**RECORDS FOR PROCESSING:**

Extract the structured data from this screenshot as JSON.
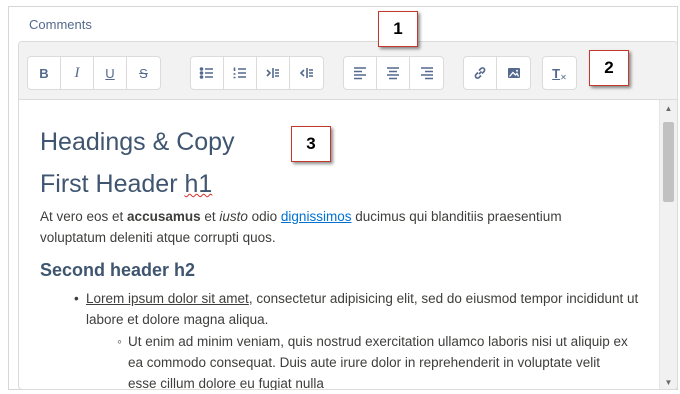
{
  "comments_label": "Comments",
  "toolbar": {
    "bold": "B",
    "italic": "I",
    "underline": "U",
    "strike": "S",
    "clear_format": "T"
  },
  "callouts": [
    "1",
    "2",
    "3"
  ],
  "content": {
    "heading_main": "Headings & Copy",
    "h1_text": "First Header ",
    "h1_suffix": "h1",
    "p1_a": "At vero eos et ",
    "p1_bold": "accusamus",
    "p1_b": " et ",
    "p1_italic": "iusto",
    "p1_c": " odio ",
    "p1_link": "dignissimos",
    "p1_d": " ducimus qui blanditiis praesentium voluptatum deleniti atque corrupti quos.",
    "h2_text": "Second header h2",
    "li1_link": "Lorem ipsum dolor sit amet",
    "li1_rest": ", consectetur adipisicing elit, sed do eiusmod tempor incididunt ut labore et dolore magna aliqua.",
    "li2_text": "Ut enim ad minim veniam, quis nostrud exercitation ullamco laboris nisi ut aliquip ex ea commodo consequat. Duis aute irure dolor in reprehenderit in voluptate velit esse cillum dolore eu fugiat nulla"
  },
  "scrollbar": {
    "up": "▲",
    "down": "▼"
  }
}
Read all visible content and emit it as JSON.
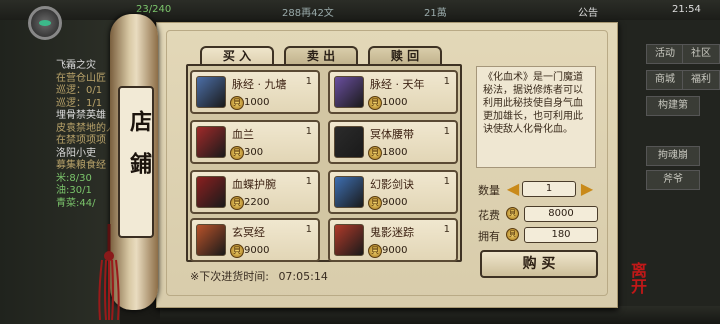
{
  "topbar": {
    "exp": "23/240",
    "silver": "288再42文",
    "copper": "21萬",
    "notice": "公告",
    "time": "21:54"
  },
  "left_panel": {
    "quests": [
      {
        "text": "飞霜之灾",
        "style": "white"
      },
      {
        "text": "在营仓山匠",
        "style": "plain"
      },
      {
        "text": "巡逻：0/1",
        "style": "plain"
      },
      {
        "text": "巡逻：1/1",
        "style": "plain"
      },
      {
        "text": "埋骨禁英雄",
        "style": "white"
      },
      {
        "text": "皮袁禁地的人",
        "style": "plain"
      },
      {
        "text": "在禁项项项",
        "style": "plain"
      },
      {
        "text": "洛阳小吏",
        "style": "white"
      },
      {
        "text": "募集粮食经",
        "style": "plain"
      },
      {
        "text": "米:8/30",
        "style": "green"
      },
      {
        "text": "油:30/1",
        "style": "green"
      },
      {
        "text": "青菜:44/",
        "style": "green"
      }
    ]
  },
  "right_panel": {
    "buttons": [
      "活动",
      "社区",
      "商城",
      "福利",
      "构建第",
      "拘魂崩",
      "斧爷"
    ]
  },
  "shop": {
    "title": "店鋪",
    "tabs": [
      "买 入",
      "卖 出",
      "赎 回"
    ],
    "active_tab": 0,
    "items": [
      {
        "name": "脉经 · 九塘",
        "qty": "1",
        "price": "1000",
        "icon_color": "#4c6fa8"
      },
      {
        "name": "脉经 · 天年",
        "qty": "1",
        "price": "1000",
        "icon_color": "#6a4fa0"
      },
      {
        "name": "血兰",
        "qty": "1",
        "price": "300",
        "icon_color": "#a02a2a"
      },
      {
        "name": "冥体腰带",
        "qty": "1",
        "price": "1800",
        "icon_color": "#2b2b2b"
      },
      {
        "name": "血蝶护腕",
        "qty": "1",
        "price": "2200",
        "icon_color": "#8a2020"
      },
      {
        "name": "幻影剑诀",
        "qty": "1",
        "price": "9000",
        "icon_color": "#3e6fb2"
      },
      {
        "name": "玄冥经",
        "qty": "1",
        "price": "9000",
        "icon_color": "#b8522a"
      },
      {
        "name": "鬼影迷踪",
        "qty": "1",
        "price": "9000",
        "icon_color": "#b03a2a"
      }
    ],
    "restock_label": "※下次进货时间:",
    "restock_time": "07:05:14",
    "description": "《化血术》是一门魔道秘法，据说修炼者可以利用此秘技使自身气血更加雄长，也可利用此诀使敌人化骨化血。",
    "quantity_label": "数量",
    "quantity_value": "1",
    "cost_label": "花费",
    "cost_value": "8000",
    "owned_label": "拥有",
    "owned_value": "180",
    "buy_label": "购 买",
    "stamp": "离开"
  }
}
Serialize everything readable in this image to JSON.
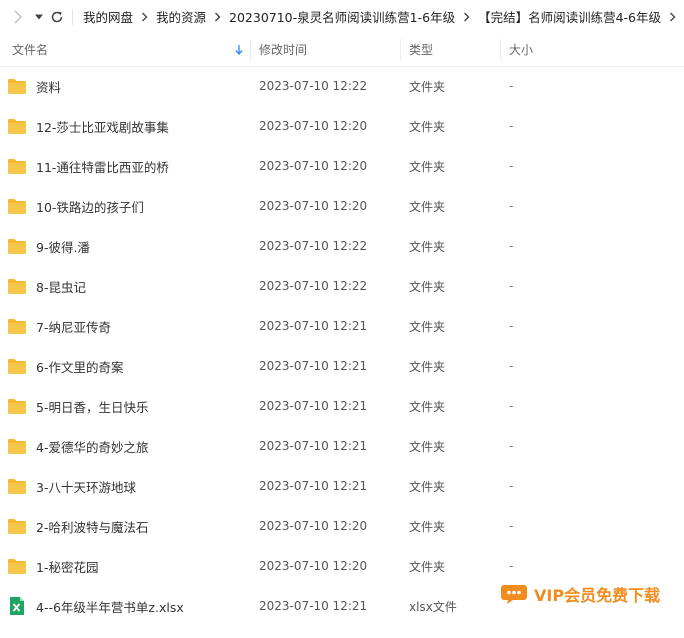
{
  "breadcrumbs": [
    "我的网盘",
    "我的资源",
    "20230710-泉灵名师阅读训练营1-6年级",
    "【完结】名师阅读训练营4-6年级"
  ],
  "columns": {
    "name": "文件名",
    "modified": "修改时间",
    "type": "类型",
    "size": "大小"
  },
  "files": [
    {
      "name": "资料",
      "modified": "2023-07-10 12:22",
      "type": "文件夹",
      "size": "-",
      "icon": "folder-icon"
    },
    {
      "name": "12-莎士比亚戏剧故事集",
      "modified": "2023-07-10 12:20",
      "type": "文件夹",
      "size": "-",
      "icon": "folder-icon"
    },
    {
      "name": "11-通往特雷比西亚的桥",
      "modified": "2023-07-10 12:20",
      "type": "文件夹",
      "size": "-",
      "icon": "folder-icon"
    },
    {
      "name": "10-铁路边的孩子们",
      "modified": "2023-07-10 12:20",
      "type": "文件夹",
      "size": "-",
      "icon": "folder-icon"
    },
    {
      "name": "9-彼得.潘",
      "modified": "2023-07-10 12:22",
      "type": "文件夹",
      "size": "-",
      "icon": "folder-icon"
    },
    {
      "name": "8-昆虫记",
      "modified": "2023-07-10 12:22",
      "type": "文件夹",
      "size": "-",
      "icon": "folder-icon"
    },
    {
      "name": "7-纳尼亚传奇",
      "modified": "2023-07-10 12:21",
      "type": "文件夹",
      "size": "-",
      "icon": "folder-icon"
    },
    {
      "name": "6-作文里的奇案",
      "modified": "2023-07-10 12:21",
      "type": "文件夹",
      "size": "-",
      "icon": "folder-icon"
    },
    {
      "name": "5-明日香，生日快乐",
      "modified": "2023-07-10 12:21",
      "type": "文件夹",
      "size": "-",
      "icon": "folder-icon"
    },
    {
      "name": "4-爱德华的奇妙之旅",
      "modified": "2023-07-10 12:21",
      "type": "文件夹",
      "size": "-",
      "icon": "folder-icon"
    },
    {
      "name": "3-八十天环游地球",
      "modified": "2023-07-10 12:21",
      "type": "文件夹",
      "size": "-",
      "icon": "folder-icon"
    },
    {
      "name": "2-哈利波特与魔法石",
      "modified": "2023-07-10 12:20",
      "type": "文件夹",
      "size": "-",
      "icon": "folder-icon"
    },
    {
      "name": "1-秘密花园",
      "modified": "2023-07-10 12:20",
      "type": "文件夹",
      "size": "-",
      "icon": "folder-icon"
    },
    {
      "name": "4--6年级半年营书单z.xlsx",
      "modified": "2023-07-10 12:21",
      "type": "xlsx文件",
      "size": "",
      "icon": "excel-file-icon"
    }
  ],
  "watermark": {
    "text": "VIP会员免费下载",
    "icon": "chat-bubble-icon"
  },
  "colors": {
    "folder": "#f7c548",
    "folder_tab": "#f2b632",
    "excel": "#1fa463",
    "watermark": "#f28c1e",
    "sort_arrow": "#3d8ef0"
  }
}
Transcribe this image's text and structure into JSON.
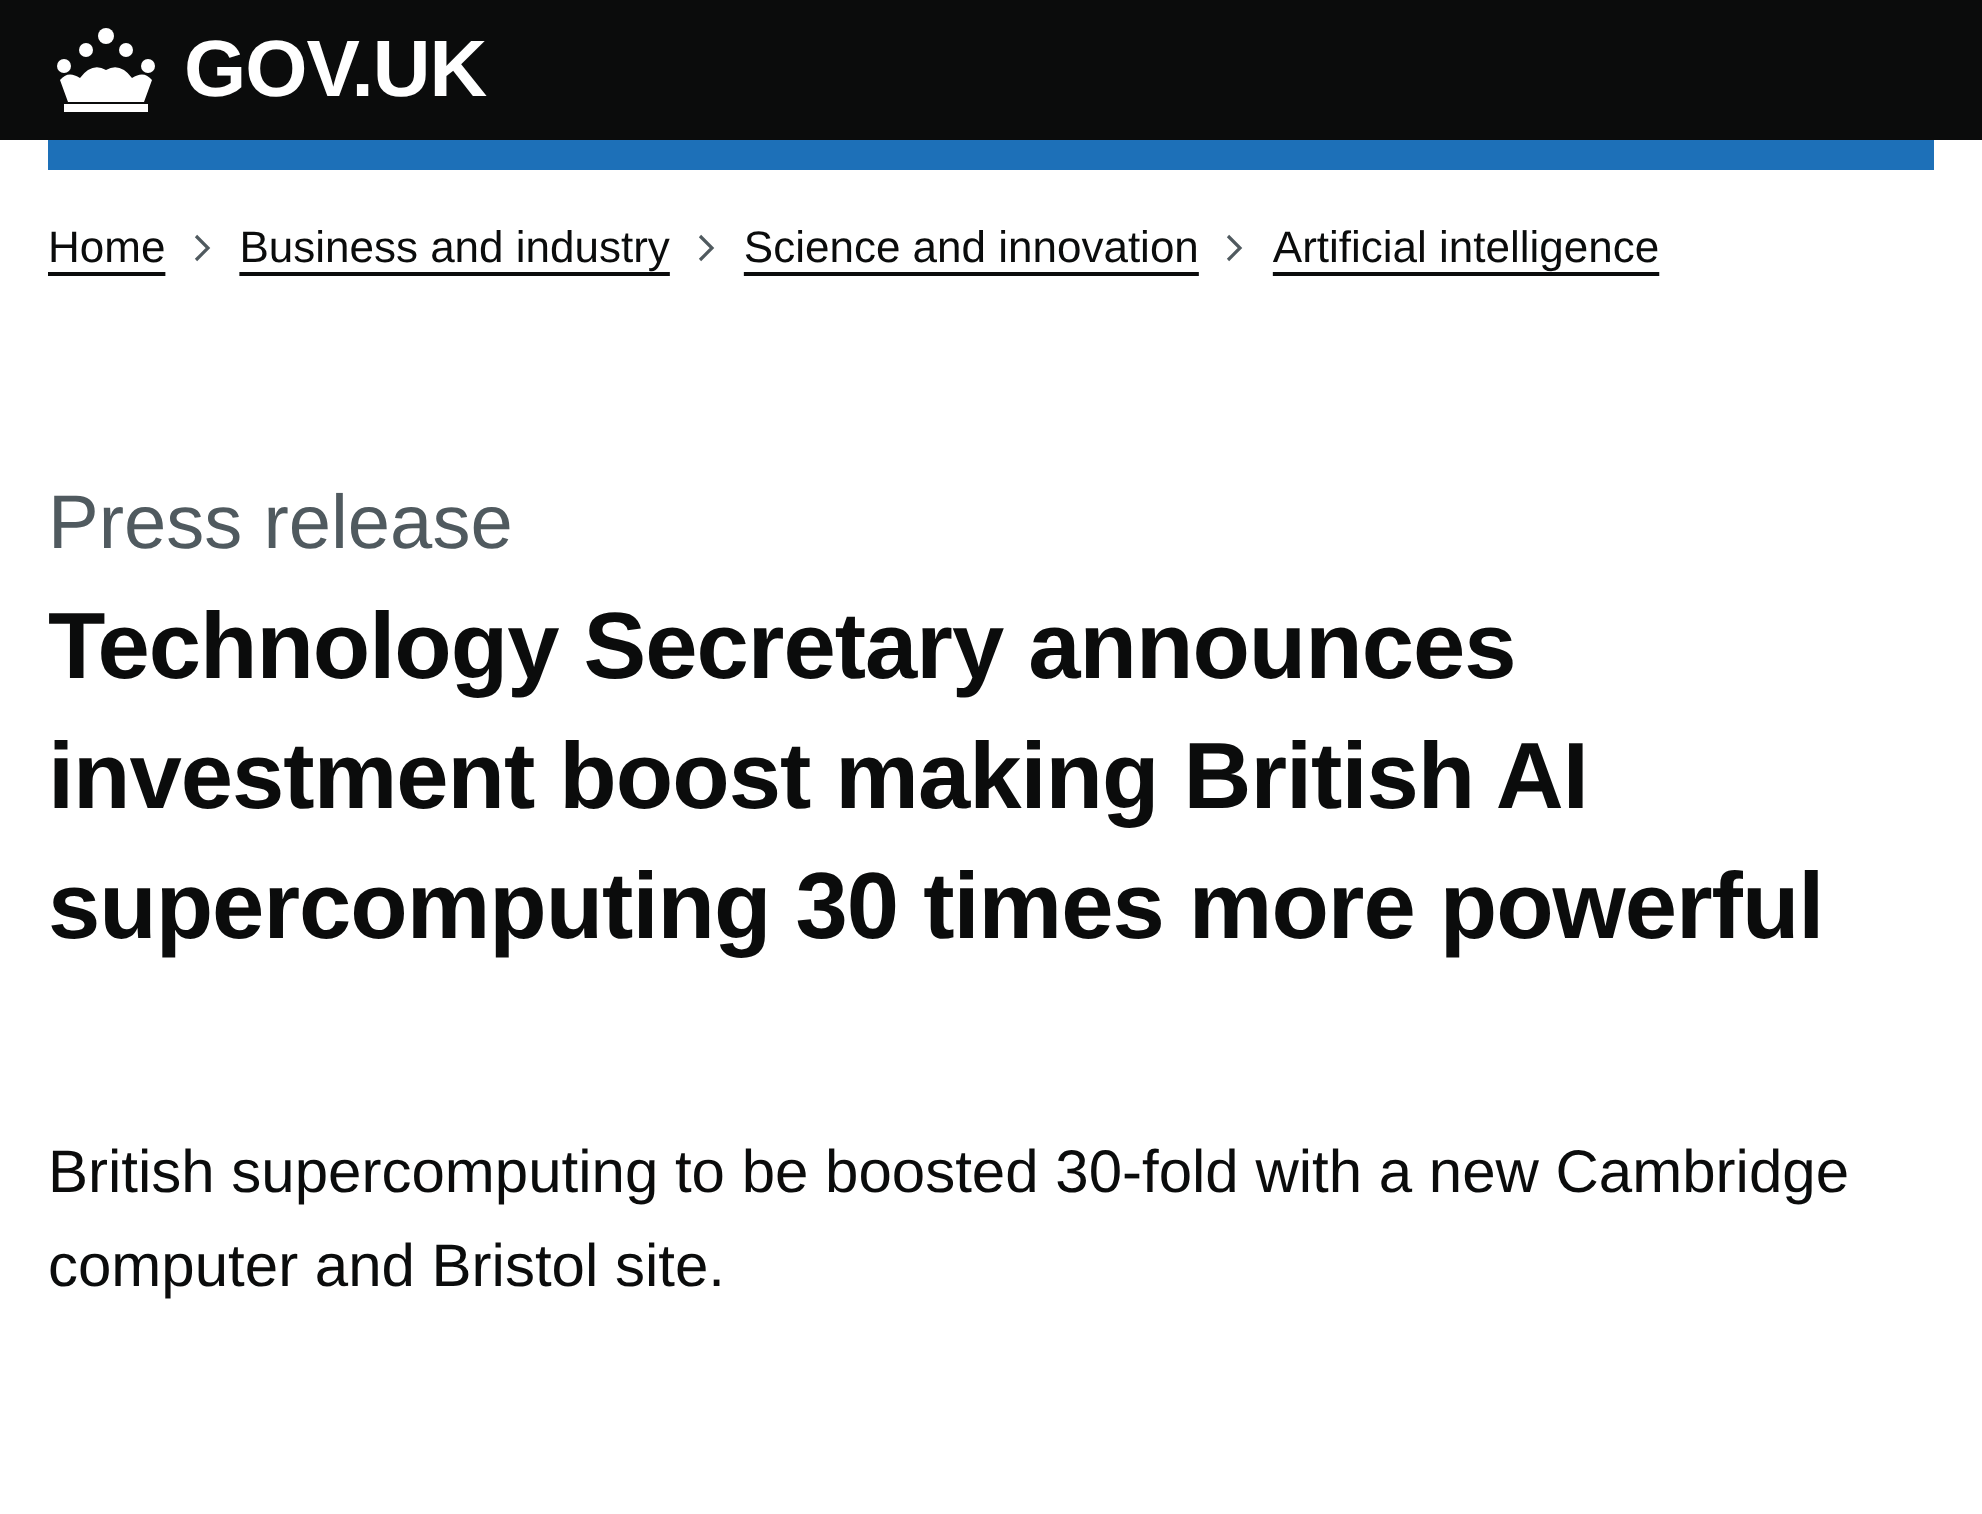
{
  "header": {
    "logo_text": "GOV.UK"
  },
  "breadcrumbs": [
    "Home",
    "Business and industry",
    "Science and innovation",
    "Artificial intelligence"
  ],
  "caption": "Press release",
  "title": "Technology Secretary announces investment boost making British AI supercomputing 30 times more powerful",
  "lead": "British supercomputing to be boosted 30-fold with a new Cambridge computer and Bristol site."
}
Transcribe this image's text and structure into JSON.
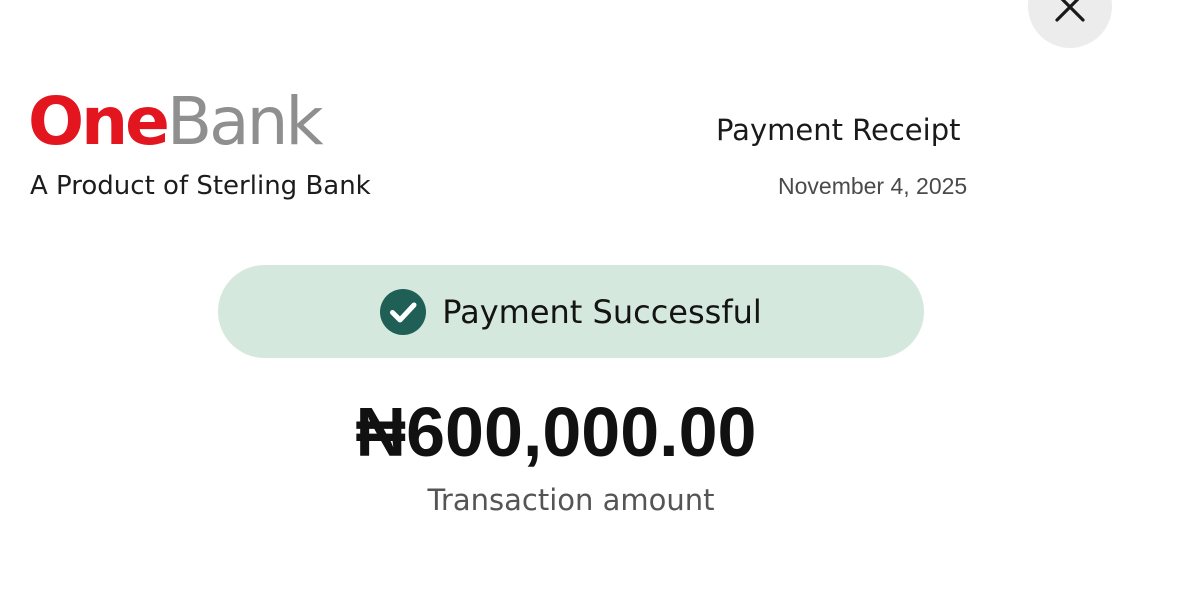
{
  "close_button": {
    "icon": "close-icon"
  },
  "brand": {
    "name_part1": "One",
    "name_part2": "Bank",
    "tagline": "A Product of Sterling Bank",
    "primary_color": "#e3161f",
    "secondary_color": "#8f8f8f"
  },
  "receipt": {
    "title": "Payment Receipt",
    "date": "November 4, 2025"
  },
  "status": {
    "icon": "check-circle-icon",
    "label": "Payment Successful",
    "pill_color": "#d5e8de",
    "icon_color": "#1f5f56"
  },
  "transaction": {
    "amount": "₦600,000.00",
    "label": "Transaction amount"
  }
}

**GIVEN EXERCISE:**
Copy out each line of the records where the string "JSON" appears.

**RESULT OF THE EXERCISE:**
Extract the structured data from this screenshot as JSON.
Read all visible content and emit it as JSON.
Serialize everything readable in this image to JSON.
Transcribe this image's text and structure into JSON.
Transcribe this image's text and structure into JSON.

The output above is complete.